-------- EXCERPT PROVIDED

This is a good post Ciara. I think the same can also be said for book reviews. I just started doing reviews on my blog and I always try to be as a fair as I can. I will never post a negative review - but at the same time I will point out flaws constructively if I see any.

Good post and food for thought :)

Shelley Munro said...

Great advice! Critiquing requires trust and goodwill from both sides.

Ella Gray said...

Great post, Ciara! I'm new to the whole critiquing thing and really nervous about how to go about it once my WIP is finished. I'll definitely keep your advice in mind :)

Ciara Ballintyne said...

I've started the policy of advising authors who ask me to review books that if my review is going to be negative, I won't post it. I DO feel negative reviews have a place in helping consumers to make informed decisions, but those reviews are better placed on Amazon or Goodreads. There's no benefit to me, my blog, or the author in me slogging through their book just to write terrible things about it on my blog and then flog it through triberr! In that case, I will offer private feedback if they want it. This also saves me having to finish the book. OK, so there's some self-interest there....

Ciara Ballintyne said...

Absolutely, and it's very important a writer goes into it knowing what to expect (no ego stroking) but the reviewer also undesrtands their role, or it's wasted time.

Ciara Ballintyne said...

Thanks Ella! I personally LOATHE getting feedback but I make it a habit to do it regularly and I try to be good about the feedback I get. I don't always take it onboard (sometimes you can't - two of your critique partners might vehemently disagree) but I always listen.

Robin Peacock said...

----------------

WHAT YOU WILL DO:
[a] Reproduce the comments on critiquing word for word, from "Absolutely, and it's" to "Robin Peacock said...".
[b] Carry on the comments on critiquing from the point where they stop.
The listing stands apart from the comments on critiquing and is separate material.

-------- INFORMATION SHOWN

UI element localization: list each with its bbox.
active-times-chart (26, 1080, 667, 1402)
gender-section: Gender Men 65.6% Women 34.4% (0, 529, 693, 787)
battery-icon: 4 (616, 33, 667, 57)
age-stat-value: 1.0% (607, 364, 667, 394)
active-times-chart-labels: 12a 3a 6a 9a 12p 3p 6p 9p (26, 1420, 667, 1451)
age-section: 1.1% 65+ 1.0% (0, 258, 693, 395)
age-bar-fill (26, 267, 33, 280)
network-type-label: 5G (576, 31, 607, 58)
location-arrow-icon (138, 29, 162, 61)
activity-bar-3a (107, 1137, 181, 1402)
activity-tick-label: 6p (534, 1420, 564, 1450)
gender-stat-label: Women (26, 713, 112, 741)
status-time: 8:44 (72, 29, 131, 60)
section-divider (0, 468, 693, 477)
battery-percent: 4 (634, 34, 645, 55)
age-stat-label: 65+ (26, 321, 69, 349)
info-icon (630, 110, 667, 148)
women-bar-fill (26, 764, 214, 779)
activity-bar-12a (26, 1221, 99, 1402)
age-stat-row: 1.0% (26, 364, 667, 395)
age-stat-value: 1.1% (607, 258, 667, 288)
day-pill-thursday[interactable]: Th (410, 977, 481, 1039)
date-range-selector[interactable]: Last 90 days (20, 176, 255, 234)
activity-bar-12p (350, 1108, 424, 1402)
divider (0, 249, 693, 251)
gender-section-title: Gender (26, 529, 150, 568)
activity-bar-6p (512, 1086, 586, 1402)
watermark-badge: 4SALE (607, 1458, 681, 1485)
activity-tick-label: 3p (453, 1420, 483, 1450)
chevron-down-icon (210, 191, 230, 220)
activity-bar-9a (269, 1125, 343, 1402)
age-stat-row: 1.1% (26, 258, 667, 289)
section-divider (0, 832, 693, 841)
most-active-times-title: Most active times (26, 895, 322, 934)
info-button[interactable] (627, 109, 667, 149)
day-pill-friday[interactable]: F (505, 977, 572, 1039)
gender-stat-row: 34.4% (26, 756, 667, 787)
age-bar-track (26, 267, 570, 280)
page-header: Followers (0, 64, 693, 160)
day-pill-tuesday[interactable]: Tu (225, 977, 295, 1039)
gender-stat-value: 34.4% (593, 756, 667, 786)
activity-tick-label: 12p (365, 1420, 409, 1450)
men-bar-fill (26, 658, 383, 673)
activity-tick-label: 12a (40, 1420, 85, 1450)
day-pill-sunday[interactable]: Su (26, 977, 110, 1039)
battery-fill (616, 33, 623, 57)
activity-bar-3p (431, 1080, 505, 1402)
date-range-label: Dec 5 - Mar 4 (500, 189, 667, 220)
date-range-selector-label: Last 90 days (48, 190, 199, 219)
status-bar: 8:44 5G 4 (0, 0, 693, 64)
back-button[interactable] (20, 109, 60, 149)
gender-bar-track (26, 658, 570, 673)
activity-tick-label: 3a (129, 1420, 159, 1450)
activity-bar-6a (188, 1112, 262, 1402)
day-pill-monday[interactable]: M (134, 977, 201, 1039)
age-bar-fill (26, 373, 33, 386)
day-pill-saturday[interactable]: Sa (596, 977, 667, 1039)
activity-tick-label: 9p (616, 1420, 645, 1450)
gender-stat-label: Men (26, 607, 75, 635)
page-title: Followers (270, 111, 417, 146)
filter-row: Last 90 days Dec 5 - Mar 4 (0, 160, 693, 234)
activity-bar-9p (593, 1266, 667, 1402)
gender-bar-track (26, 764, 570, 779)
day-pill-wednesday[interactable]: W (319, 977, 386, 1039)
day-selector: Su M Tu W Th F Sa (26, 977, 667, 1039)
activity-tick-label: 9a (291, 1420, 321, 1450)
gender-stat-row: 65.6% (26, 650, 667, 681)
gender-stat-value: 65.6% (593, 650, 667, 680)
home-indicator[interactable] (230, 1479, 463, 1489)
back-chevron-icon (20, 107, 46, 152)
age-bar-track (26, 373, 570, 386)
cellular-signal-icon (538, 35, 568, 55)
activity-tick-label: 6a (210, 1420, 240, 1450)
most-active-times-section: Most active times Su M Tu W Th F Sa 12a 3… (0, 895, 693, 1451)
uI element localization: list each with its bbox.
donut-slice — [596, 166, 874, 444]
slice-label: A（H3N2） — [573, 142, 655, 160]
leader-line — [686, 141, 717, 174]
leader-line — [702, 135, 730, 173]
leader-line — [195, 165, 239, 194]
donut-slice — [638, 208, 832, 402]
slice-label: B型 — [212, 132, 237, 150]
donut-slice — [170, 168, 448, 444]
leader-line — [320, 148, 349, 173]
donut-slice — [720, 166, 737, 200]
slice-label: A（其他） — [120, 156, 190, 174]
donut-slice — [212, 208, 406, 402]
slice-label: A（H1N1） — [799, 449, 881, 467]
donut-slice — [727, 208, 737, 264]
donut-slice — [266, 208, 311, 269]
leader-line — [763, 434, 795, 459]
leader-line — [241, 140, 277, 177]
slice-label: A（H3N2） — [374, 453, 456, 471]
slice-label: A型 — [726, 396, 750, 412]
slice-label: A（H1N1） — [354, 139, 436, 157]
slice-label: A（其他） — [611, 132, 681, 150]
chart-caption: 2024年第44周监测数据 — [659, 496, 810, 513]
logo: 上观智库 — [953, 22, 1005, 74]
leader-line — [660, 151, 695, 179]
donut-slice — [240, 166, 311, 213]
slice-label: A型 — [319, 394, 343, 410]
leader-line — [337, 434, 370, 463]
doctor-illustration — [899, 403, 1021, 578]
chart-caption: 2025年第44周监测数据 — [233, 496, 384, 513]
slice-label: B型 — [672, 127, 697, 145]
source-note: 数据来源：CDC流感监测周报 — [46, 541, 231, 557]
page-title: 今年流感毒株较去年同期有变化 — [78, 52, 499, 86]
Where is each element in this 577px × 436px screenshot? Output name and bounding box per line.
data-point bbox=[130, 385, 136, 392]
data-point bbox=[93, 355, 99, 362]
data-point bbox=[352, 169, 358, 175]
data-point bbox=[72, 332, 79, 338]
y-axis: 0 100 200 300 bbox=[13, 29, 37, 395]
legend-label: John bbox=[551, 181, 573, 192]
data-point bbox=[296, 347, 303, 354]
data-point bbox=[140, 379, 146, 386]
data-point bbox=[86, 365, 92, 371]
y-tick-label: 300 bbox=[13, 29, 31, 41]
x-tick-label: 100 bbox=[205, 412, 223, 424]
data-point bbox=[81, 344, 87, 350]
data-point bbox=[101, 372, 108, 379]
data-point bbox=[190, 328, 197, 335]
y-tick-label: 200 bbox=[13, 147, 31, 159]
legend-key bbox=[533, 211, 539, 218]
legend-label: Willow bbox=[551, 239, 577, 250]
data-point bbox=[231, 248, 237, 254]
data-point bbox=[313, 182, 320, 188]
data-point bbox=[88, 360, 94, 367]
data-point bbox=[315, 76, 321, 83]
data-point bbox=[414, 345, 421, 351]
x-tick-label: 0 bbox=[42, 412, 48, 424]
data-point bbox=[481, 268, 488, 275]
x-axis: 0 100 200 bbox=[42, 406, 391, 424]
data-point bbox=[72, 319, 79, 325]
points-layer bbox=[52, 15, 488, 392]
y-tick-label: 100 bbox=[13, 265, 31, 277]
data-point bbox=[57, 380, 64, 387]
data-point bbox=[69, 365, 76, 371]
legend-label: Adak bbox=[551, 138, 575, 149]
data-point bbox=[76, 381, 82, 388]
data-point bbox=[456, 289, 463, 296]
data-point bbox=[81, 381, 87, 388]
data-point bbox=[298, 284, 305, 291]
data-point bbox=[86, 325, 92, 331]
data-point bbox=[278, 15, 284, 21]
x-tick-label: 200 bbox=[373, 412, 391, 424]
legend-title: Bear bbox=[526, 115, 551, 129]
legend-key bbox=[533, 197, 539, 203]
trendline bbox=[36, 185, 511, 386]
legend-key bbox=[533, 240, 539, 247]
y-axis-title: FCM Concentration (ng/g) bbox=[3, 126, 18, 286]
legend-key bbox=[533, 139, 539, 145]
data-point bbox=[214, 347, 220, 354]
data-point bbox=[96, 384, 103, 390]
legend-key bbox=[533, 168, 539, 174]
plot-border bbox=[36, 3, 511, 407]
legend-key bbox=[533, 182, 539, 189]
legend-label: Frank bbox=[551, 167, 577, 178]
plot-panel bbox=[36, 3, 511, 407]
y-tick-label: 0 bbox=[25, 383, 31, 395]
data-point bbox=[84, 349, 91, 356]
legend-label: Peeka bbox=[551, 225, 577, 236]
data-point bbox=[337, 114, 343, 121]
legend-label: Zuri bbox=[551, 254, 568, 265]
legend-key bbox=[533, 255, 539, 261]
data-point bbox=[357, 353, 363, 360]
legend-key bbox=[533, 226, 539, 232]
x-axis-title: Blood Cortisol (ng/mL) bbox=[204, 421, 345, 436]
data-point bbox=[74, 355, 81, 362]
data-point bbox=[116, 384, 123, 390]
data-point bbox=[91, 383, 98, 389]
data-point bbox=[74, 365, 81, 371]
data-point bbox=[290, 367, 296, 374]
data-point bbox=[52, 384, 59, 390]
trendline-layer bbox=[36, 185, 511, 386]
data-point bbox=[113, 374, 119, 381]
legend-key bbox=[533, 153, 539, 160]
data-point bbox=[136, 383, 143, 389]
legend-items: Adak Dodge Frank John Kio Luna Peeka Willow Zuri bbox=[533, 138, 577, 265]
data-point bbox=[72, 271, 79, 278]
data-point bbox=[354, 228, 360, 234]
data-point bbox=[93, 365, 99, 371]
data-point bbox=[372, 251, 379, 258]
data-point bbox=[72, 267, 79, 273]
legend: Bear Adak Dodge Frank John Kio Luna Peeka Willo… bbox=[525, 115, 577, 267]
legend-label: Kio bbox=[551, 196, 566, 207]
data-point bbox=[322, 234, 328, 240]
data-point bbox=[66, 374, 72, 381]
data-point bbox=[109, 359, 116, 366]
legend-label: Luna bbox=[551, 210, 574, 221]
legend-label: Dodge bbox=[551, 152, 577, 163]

----------------

EXERCISE RESPONSES:
[a]
Absolutely, and it's very important a writer goes into it knowing what to expect (no ego stroking) but the reviewer also undesrtands their role, or it's wasted time.

Ciara Ballintyne said...

Thanks Ella! I personally LOATHE getting feedback but I make it a habit to do it regularly and I try to be good about the feedback I get. I don't always take it onboard (sometimes you can't - two of your critique partners might vehemently disagree) but I always listen.

Robin Peacock said...

[b]
I do have time to critique if anyone wants one.

MoonShineArtSpot said...

I just started reviewing as a hobby on a blog, not a professional. I point that out to begin with. My background is actually in graphic design & illustration. I have sadly discovered that many authors also think they are cover designers and illustrators. To me, that is like me sitting down with no prior knowledge other than being a reader, & deciding ... I will write a book today. We learned some common sense "polite" ways to critique art in college & I only offer a common customer's opinion & mention things that bug me. I agree with your points, not being mean etc. some of the writers have seemed very ungrateful & even annoyed that I went to the extra effort of marking their many, many errors. It's like they did not even proof it themselves & were mad that I noticed. I am afraid many of these people are going to be very unsuccessful because of their lack of professionalism.

Ciara Ballintyne said...

That's very generous of you, thanks for making a public offer :-)

Ciara Ballintyne said...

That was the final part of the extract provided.